*TASK REQUIREMENTS*: Type out the entries again, matching each one exactly.

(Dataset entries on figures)
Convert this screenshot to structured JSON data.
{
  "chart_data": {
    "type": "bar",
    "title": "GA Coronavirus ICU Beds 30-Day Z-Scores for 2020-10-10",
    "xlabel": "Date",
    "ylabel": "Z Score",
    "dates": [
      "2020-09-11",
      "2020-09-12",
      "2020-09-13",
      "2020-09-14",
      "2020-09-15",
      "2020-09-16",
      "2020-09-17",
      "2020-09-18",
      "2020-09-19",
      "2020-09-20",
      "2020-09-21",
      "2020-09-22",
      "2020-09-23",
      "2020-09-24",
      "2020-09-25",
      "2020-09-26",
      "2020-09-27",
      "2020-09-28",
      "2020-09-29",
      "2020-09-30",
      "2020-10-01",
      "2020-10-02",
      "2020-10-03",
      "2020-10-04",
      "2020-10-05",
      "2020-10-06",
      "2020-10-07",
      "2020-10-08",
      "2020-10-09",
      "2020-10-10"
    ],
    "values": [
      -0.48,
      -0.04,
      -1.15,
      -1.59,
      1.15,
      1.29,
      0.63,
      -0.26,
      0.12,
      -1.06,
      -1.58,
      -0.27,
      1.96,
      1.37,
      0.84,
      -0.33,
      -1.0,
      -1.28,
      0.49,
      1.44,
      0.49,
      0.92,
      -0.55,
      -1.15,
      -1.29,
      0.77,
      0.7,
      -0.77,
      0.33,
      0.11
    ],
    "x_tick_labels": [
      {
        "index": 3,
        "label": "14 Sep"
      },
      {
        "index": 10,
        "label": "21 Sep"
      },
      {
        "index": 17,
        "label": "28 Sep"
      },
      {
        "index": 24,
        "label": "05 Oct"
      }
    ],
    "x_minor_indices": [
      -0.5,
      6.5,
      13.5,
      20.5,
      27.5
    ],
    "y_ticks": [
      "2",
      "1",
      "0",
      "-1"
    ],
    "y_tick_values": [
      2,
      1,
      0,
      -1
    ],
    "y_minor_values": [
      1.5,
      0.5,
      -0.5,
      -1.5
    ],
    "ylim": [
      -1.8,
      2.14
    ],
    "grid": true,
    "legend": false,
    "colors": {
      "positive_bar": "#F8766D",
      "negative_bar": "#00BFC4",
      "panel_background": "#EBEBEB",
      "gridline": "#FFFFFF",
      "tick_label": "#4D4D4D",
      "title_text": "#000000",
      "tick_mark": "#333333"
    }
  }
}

*OUTPUT*:
Convert this screenshot to structured JSON data.
{
  "chart_data": {
    "type": "bar",
    "title": "GA Coronavirus ICU Beds 30-Day Z-Scores for 2020-10-10",
    "xlabel": "Date",
    "ylabel": "Z Score",
    "dates": [
      "2020-09-11",
      "2020-09-12",
      "2020-09-13",
      "2020-09-14",
      "2020-09-15",
      "2020-09-16",
      "2020-09-17",
      "2020-09-18",
      "2020-09-19",
      "2020-09-20",
      "2020-09-21",
      "2020-09-22",
      "2020-09-23",
      "2020-09-24",
      "2020-09-25",
      "2020-09-26",
      "2020-09-27",
      "2020-09-28",
      "2020-09-29",
      "2020-09-30",
      "2020-10-01",
      "2020-10-02",
      "2020-10-03",
      "2020-10-04",
      "2020-10-05",
      "2020-10-06",
      "2020-10-07",
      "2020-10-08",
      "2020-10-09",
      "2020-10-10"
    ],
    "values": [
      -0.48,
      -0.04,
      -1.15,
      -1.59,
      1.15,
      1.29,
      0.63,
      -0.26,
      0.12,
      -1.06,
      -1.58,
      -0.27,
      1.96,
      1.37,
      0.84,
      -0.33,
      -1.0,
      -1.28,
      0.49,
      1.44,
      0.49,
      0.92,
      -0.55,
      -1.15,
      -1.29,
      0.77,
      0.7,
      -0.77,
      0.33,
      0.11
    ],
    "x_tick_labels": [
      {
        "index": 3,
        "label": "14 Sep"
      },
      {
        "index": 10,
        "label": "21 Sep"
      },
      {
        "index": 17,
        "label": "28 Sep"
      },
      {
        "index": 24,
        "label": "05 Oct"
      }
    ],
    "x_minor_indices": [
      -0.5,
      6.5,
      13.5,
      20.5,
      27.5
    ],
    "y_ticks": [
      "2",
      "1",
      "0",
      "-1"
    ],
    "y_tick_values": [
      2,
      1,
      0,
      -1
    ],
    "y_minor_values": [
      1.5,
      0.5,
      -0.5,
      -1.5
    ],
    "ylim": [
      -1.8,
      2.14
    ],
    "grid": true,
    "legend": false,
    "colors": {
      "positive_bar": "#F8766D",
      "negative_bar": "#00BFC4",
      "panel_background": "#EBEBEB",
      "gridline": "#FFFFFF",
      "tick_label": "#4D4D4D",
      "title_text": "#000000",
      "tick_mark": "#333333"
    }
  }
}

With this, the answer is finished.